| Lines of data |
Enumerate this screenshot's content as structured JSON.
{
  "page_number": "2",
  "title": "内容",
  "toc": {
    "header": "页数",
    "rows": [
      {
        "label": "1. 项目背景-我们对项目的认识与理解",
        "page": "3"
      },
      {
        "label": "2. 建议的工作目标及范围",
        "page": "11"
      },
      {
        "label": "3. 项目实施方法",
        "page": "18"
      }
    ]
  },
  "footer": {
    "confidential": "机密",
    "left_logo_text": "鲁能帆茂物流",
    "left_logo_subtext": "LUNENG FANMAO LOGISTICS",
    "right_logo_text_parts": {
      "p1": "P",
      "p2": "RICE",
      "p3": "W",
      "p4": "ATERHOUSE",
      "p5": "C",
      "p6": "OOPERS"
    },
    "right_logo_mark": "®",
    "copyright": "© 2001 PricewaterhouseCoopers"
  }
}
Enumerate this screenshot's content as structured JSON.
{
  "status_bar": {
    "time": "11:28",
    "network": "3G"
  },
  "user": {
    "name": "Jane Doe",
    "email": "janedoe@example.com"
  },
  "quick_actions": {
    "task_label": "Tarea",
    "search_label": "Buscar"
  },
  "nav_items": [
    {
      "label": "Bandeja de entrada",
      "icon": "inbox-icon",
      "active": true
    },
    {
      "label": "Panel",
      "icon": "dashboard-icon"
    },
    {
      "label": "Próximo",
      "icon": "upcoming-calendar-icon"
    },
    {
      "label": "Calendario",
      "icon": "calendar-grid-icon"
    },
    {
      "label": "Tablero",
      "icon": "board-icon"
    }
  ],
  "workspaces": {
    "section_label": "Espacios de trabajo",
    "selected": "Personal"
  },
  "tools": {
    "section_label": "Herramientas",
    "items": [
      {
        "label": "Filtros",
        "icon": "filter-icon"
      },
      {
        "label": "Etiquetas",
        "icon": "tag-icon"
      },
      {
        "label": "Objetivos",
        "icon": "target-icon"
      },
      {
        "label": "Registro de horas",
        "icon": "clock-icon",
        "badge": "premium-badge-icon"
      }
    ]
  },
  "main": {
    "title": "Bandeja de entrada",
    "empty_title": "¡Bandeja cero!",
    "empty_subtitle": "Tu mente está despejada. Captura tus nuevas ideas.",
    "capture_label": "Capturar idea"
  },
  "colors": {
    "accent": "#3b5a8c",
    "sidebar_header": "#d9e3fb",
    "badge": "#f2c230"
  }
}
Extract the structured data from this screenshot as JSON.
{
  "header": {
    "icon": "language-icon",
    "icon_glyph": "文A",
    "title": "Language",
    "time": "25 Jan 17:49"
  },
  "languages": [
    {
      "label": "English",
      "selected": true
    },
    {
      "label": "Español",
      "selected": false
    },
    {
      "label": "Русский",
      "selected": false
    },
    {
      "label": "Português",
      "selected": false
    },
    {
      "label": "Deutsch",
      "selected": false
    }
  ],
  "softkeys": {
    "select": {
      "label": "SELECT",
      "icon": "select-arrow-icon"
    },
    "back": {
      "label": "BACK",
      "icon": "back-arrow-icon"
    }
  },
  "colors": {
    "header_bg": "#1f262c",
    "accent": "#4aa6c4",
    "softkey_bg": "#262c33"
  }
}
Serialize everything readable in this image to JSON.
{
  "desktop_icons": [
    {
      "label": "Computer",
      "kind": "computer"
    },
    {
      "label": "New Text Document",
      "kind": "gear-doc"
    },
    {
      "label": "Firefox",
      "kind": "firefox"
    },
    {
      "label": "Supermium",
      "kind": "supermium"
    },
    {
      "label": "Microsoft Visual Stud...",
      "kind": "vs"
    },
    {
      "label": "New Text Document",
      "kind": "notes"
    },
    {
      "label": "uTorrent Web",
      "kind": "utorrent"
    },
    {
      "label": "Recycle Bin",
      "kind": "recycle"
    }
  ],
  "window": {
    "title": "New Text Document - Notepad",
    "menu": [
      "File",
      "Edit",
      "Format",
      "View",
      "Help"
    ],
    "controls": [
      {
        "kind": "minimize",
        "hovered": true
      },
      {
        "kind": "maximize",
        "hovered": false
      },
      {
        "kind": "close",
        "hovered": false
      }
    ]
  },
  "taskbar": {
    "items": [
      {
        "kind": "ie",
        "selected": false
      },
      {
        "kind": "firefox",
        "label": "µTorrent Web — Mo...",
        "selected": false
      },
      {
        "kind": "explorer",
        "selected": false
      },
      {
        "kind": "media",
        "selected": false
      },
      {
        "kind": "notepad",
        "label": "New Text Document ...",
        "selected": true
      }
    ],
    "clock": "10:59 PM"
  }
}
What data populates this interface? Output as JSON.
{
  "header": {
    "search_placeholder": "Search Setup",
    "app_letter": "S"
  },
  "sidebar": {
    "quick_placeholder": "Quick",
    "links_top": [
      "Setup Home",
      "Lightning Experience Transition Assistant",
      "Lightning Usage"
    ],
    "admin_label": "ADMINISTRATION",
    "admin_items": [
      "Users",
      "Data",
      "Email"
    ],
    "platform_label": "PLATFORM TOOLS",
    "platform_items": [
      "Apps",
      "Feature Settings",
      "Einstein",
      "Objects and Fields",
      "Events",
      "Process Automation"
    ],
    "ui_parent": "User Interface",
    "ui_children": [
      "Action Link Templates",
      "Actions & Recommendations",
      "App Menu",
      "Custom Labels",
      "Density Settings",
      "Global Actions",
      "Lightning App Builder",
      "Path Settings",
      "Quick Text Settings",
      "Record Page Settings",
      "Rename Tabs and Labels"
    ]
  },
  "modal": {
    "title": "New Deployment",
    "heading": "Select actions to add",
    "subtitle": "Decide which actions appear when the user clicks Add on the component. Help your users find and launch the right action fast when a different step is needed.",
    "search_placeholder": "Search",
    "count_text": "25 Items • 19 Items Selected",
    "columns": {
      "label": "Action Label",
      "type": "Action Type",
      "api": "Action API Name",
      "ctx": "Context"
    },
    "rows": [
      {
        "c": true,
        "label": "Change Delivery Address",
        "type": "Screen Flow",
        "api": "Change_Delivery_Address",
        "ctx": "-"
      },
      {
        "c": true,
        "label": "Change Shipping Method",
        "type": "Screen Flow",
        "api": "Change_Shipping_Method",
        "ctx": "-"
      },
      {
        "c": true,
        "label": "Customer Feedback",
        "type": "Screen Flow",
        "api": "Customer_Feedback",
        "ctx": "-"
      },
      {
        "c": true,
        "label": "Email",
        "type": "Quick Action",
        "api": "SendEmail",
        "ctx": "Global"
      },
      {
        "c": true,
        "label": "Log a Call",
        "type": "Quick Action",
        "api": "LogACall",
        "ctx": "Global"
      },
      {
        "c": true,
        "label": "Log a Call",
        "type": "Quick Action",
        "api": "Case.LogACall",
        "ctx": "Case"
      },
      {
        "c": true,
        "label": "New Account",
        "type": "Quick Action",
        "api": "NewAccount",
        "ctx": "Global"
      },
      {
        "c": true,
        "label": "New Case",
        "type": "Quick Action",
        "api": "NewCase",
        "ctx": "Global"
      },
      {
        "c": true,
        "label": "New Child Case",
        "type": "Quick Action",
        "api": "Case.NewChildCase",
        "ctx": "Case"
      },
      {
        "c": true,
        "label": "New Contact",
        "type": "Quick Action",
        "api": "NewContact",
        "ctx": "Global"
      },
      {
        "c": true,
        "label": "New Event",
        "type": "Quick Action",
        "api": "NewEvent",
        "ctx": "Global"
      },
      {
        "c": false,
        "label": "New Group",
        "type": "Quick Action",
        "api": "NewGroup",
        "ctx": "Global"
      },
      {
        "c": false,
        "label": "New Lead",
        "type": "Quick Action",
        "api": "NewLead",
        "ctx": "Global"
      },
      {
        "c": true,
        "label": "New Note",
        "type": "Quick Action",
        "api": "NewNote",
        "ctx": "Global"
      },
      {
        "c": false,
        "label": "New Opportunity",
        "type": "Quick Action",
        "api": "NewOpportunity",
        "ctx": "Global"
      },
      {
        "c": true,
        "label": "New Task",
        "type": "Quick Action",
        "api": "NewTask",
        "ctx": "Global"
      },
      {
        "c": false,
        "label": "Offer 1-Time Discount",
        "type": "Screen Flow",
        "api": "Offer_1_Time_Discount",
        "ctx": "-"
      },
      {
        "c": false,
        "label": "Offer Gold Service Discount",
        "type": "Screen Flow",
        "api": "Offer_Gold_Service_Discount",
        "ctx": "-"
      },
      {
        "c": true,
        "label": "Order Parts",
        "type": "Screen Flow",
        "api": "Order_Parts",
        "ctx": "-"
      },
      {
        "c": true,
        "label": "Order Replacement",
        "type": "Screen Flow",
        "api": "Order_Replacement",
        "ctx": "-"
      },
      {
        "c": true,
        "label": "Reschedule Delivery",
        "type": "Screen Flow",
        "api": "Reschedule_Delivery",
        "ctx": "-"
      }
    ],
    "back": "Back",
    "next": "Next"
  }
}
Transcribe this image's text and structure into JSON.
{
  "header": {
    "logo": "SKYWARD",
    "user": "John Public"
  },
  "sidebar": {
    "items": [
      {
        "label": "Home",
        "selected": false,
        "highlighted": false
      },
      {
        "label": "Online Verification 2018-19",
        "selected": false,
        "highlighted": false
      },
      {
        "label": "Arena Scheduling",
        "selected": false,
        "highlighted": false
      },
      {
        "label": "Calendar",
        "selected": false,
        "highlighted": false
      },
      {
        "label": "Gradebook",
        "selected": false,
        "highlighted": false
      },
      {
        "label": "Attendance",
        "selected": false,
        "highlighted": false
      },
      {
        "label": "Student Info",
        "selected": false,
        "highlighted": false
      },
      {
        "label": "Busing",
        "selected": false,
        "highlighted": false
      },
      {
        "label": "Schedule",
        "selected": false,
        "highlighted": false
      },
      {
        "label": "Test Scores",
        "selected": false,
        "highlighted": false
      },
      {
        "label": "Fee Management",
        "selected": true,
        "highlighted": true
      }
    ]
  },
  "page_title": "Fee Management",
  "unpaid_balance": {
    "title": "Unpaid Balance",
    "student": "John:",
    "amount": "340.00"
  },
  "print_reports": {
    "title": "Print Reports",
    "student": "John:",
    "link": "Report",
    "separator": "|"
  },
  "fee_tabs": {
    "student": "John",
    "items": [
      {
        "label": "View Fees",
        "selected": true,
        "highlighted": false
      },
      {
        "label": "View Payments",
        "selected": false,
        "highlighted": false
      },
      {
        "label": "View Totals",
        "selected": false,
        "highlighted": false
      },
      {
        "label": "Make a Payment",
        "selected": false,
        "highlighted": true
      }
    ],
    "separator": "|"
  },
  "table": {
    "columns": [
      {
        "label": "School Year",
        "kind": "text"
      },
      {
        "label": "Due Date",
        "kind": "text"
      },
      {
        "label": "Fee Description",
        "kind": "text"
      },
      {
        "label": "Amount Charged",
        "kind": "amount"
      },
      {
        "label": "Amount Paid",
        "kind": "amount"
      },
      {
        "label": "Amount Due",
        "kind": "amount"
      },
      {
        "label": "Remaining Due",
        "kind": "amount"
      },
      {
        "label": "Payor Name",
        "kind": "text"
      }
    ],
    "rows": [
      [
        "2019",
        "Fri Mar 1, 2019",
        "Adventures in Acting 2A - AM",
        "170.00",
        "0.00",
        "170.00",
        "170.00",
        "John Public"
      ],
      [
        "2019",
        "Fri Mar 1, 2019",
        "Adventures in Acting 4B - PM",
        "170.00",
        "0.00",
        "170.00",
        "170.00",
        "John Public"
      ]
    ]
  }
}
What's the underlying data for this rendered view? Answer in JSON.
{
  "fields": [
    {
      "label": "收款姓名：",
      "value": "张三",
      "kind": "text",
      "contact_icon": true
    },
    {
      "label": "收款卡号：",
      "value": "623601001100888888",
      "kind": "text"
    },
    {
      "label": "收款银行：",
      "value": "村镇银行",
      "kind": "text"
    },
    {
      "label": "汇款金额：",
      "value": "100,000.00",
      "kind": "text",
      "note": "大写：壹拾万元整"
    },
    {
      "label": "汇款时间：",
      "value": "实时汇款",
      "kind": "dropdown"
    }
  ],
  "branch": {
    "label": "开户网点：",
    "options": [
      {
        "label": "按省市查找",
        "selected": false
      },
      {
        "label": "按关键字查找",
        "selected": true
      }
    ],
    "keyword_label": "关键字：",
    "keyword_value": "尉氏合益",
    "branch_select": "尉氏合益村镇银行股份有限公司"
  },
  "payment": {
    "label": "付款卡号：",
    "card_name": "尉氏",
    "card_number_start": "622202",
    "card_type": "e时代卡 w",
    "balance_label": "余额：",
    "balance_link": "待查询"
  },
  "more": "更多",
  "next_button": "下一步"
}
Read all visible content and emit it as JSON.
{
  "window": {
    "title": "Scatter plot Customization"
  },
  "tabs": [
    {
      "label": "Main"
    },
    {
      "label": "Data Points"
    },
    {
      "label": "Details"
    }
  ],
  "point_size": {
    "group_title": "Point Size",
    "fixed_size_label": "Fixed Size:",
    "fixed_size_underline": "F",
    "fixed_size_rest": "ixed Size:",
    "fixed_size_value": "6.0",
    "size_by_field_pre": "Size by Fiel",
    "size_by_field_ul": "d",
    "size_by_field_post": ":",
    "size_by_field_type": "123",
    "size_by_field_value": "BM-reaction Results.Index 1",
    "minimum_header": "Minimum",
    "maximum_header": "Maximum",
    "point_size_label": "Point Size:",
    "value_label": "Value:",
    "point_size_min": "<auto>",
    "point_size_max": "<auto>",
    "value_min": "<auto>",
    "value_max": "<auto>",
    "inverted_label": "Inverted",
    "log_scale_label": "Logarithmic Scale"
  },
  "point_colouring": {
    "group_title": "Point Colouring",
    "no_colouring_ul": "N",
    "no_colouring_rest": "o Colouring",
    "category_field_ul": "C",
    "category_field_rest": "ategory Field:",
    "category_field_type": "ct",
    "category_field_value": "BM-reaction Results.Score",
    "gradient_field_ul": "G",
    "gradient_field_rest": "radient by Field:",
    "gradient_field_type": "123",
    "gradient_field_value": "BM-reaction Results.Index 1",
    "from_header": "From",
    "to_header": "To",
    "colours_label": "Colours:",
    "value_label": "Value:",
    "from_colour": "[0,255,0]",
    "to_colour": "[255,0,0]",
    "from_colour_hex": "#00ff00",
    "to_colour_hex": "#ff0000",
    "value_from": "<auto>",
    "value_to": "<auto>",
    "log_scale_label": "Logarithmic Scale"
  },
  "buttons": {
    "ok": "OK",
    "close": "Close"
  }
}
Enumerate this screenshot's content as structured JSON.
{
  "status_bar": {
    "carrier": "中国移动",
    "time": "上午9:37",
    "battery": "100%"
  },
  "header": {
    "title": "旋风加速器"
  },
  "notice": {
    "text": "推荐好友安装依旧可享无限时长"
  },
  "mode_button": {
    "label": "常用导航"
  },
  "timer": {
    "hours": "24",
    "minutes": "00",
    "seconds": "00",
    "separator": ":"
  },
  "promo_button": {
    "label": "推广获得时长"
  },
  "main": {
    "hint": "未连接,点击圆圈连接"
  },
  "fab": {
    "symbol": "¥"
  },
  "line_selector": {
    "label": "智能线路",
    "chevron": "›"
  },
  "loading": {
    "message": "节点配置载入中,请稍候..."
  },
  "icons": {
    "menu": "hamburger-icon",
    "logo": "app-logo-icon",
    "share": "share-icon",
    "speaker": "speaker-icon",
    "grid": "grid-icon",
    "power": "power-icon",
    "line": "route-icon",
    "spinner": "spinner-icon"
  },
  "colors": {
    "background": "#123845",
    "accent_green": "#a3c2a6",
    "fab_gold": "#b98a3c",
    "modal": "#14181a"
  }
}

| Exercise directions |
Say how many lines in this listing hold the string "grid", giving the count and nothing more.

| Answer in full |
2